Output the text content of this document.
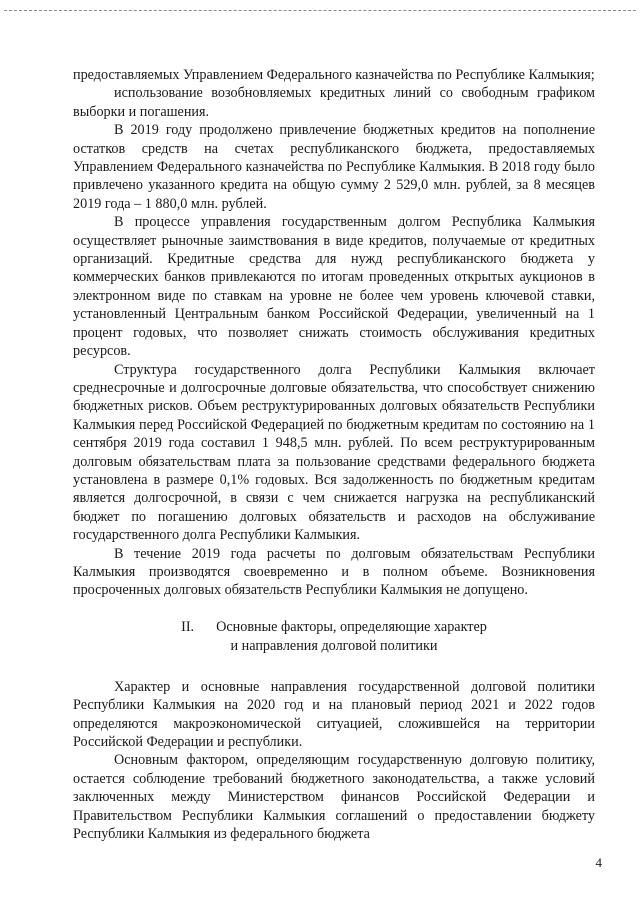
предоставляемых Управлением Федерального казначейства по Республике Калмыкия;

использование возобновляемых кредитных линий со свободным графиком выборки и погашения.

В 2019 году продолжено привлечение бюджетных кредитов на пополнение остатков средств на счетах республиканского бюджета, предоставляемых Управлением Федерального казначейства по Республике Калмыкия. В 2018 году было привлечено указанного кредита на общую сумму 2 529,0 млн. рублей, за 8 месяцев 2019 года – 1 880,0 млн. рублей.

В процессе управления государственным долгом Республика Калмыкия осуществляет рыночные заимствования в виде кредитов, получаемые от кредитных организаций. Кредитные средства для нужд республиканского бюджета у коммерческих банков привлекаются по итогам проведенных открытых аукционов в электронном виде по ставкам на уровне не более чем уровень ключевой ставки, установленный Центральным банком Российской Федерации, увеличенный на 1 процент годовых, что позволяет снижать стоимость обслуживания кредитных ресурсов.

Структура государственного долга Республики Калмыкия включает среднесрочные и долгосрочные долговые обязательства, что способствует снижению бюджетных рисков. Объем реструктурированных долговых обязательств Республики Калмыкия перед Российской Федерацией по бюджетным кредитам по состоянию на 1 сентября 2019 года составил 1 948,5 млн. рублей. По всем реструктурированным долговым обязательствам плата за пользование средствами федерального бюджета установлена в размере 0,1% годовых. Вся задолженность по бюджетным кредитам является долгосрочной, в связи с чем снижается нагрузка на республиканский бюджет по погашению долговых обязательств и расходов на обслуживание государственного долга Республики Калмыкия.

В течение 2019 года расчеты по долговым обязательствам Республики Калмыкия производятся своевременно и в полном объеме. Возникновения просроченных долговых обязательств Республики Калмыкия не допущено.

II. Основные факторы, определяющие характер
и направления долговой политики

Характер и основные направления государственной долговой политики Республики Калмыкия на 2020 год и на плановый период 2021 и 2022 годов определяются макроэкономической ситуацией, сложившейся на территории Российской Федерации и республики.

Основным фактором, определяющим государственную долговую политику, остается соблюдение требований бюджетного законодательства, а также условий заключенных между Министерством финансов Российской Федерации и Правительством Республики Калмыкия соглашений о предоставлении бюджету Республики Калмыкия из федерального бюджета

4
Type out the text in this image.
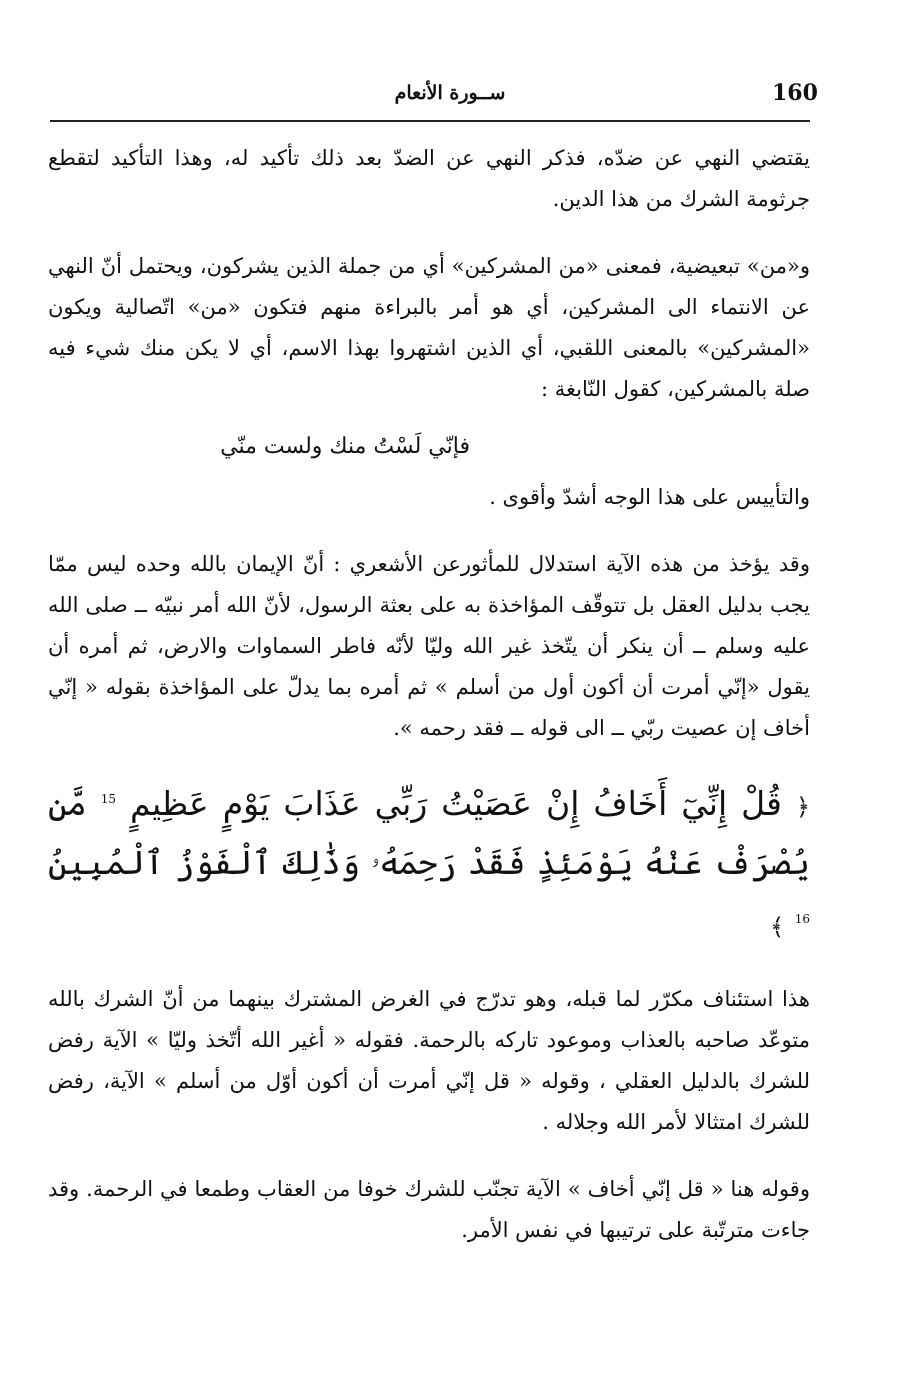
160
ســورة الأنعام

يقتضي النهي عن ضدّه، فذكر النهي عن الضدّ بعد ذلك تأكيد له، وهذا التأكيد لتقطع جرثومة الشرك من هذا الدين.

و«من» تبعيضية، فمعنى «من المشركين» أي من جملة الذين يشركون، ويحتمل أنّ النهي عن الانتماء الى المشركين، أي هو أمر بالبراءة منهم فتكون «من» اتّصالية ويكون «المشركين» بالمعنى اللقبي، أي الذين اشتهروا بهذا الاسم، أي لا يكن منك شيء فيه صلة بالمشركين، كقول النّابغة :

فإنّي لَسْتُ منك ولست منّي

والتأييس على هذا الوجه أشدّ وأقوى .

وقد يؤخذ من هذه الآية استدلال للمأثورعن الأشعري : أنّ الإيمان بالله وحده ليس ممّا يجب بدليل العقل بل تتوقّف المؤاخذة به على بعثة الرسول، لأنّ الله أمر نبيّه ــ صلى الله عليه وسلم ــ أن ينكر أن يتّخذ غير الله وليّا لأنّه فاطر السماوات والارض، ثم أمره أن يقول «إنّي أمرت أن أكون أول من أسلم » ثم أمره بما يدلّ على المؤاخذة بقوله « إنّي أخاف إن عصيت ربّي ــ الى قوله ــ فقد رحمه ».

﴿ قُلْ إِنِّيٓ أَخَافُ إِنْ عَصَيْتُ رَبِّي عَذَابَ يَوْمٍ عَظِيمٍ $^{15}$ مَّن يُصْرَفْ عَنْهُ يَوْمَئِذٍ فَقَدْ رَحِمَهُۥ وَذَٰلِكَ ٱلْفَوْزُ ٱلْمُبِينُ $^{16}$ ﴾

هذا استئناف مكرّر لما قبله، وهو تدرّج في الغرض المشترك بينهما من أنّ الشرك بالله متوعّد صاحبه بالعذاب وموعود تاركه بالرحمة. فقوله « أغير الله أتّخذ وليّا » الآية رفض للشرك بالدليل العقلي ، وقوله « قل إنّي أمرت أن أكون أوّل من أسلم » الآية، رفض للشرك امتثالا لأمر الله وجلاله .

وقوله هنا « قل إنّي أخاف » الآية تجنّب للشرك خوفا من العقاب وطمعا في الرحمة. وقد جاءت مترتّبة على ترتيبها في نفس الأمر.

■ Problem to solve ■
Restate the data above word for word. Skip every picture.

■ Exercise answer ■
Output the text content of this document.
предоставляемых Управлением Федерального казначейства по Республике Калмыкия;

использование возобновляемых кредитных линий со свободным графиком выборки и погашения.

В 2019 году продолжено привлечение бюджетных кредитов на пополнение остатков средств на счетах республиканского бюджета, предоставляемых Управлением Федерального казначейства по Республике Калмыкия. В 2018 году было привлечено указанного кредита на общую сумму 2 529,0 млн. рублей, за 8 месяцев 2019 года – 1 880,0 млн. рублей.

В процессе управления государственным долгом Республика Калмыкия осуществляет рыночные заимствования в виде кредитов, получаемые от кредитных организаций. Кредитные средства для нужд республиканского бюджета у коммерческих банков привлекаются по итогам проведенных открытых аукционов в электронном виде по ставкам на уровне не более чем уровень ключевой ставки, установленный Центральным банком Российской Федерации, увеличенный на 1 процент годовых, что позволяет снижать стоимость обслуживания кредитных ресурсов.

Структура государственного долга Республики Калмыкия включает среднесрочные и долгосрочные долговые обязательства, что способствует снижению бюджетных рисков. Объем реструктурированных долговых обязательств Республики Калмыкия перед Российской Федерацией по бюджетным кредитам по состоянию на 1 сентября 2019 года составил 1 948,5 млн. рублей. По всем реструктурированным долговым обязательствам плата за пользование средствами федерального бюджета установлена в размере 0,1% годовых. Вся задолженность по бюджетным кредитам является долгосрочной, в связи с чем снижается нагрузка на республиканский бюджет по погашению долговых обязательств и расходов на обслуживание государственного долга Республики Калмыкия.

В течение 2019 года расчеты по долговым обязательствам Республики Калмыкия производятся своевременно и в полном объеме. Возникновения просроченных долговых обязательств Республики Калмыкия не допущено.

II. Основные факторы, определяющие характер
и направления долговой политики

Характер и основные направления государственной долговой политики Республики Калмыкия на 2020 год и на плановый период 2021 и 2022 годов определяются макроэкономической ситуацией, сложившейся на территории Российской Федерации и республики.

Основным фактором, определяющим государственную долговую политику, остается соблюдение требований бюджетного законодательства, а также условий заключенных между Министерством финансов Российской Федерации и Правительством Республики Калмыкия соглашений о предоставлении бюджету Республики Калмыкия из федерального бюджета

4
Type out the text in this image.
160
ســورة الأنعام

يقتضي النهي عن ضدّه، فذكر النهي عن الضدّ بعد ذلك تأكيد له، وهذا التأكيد لتقطع جرثومة الشرك من هذا الدين.

و«من» تبعيضية، فمعنى «من المشركين» أي من جملة الذين يشركون، ويحتمل أنّ النهي عن الانتماء الى المشركين، أي هو أمر بالبراءة منهم فتكون «من» اتّصالية ويكون «المشركين» بالمعنى اللقبي، أي الذين اشتهروا بهذا الاسم، أي لا يكن منك شيء فيه صلة بالمشركين، كقول النّابغة :

فإنّي لَسْتُ منك ولست منّي

والتأييس على هذا الوجه أشدّ وأقوى .

وقد يؤخذ من هذه الآية استدلال للمأثورعن الأشعري : أنّ الإيمان بالله وحده ليس ممّا يجب بدليل العقل بل تتوقّف المؤاخذة به على بعثة الرسول، لأنّ الله أمر نبيّه ــ صلى الله عليه وسلم ــ أن ينكر أن يتّخذ غير الله وليّا لأنّه فاطر السماوات والارض، ثم أمره أن يقول «إنّي أمرت أن أكون أول من أسلم » ثم أمره بما يدلّ على المؤاخذة بقوله « إنّي أخاف إن عصيت ربّي ــ الى قوله ــ فقد رحمه ».

﴿ قُلْ إِنِّيٓ أَخَافُ إِنْ عَصَيْتُ رَبِّي عَذَابَ يَوْمٍ عَظِيمٍ $^{15}$ مَّن يُصْرَفْ عَنْهُ يَوْمَئِذٍ فَقَدْ رَحِمَهُۥ وَذَٰلِكَ ٱلْفَوْزُ ٱلْمُبِينُ $^{16}$ ﴾

هذا استئناف مكرّر لما قبله، وهو تدرّج في الغرض المشترك بينهما من أنّ الشرك بالله متوعّد صاحبه بالعذاب وموعود تاركه بالرحمة. فقوله « أغير الله أتّخذ وليّا » الآية رفض للشرك بالدليل العقلي ، وقوله « قل إنّي أمرت أن أكون أوّل من أسلم » الآية، رفض للشرك امتثالا لأمر الله وجلاله .

وقوله هنا « قل إنّي أخاف » الآية تجنّب للشرك خوفا من العقاب وطمعا في الرحمة. وقد جاءت مترتّبة على ترتيبها في نفس الأمر.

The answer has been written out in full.